[Items from a figure collection]
┏━━
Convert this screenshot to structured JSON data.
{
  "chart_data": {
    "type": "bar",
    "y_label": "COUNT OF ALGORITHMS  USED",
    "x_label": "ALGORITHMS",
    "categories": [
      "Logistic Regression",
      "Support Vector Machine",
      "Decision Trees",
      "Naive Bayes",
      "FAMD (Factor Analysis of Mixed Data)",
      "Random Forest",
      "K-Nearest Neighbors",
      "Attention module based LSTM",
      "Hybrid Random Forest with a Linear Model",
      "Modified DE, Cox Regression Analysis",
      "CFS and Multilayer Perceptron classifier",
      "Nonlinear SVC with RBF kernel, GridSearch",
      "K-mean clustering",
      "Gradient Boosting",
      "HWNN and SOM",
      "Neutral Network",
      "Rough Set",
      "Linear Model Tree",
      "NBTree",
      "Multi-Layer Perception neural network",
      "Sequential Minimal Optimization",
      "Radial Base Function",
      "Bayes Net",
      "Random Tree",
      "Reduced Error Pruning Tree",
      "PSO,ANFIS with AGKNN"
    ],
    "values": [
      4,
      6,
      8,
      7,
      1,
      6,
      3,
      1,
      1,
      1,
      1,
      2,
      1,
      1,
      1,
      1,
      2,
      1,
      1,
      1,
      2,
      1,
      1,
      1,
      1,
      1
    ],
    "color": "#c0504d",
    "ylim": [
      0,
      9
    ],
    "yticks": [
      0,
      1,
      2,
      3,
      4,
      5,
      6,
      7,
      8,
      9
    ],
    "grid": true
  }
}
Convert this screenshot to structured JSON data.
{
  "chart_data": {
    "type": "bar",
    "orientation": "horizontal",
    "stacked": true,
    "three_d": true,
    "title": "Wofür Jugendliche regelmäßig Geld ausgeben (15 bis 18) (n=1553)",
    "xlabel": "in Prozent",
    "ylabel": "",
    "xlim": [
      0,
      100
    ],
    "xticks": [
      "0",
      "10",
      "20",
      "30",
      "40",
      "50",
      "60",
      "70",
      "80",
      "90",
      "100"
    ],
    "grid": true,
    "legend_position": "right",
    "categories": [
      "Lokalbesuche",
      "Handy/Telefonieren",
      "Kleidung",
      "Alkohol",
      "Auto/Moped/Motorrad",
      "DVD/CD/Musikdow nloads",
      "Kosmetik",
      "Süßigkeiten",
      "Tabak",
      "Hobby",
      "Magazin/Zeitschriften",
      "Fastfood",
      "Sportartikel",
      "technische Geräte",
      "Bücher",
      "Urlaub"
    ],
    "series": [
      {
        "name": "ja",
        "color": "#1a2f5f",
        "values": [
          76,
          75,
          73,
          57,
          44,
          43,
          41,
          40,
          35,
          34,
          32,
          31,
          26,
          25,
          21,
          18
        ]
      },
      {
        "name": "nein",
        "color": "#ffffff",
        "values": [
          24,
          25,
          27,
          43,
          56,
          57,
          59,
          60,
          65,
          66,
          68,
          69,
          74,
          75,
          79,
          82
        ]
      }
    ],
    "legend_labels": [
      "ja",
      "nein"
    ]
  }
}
┗━━
**Short exercise**
Reproduce every line from the entries that holds the word "Regression".

**Final result**
      "Logistic Regression",
      "Modified DE, Cox Regression Analysis",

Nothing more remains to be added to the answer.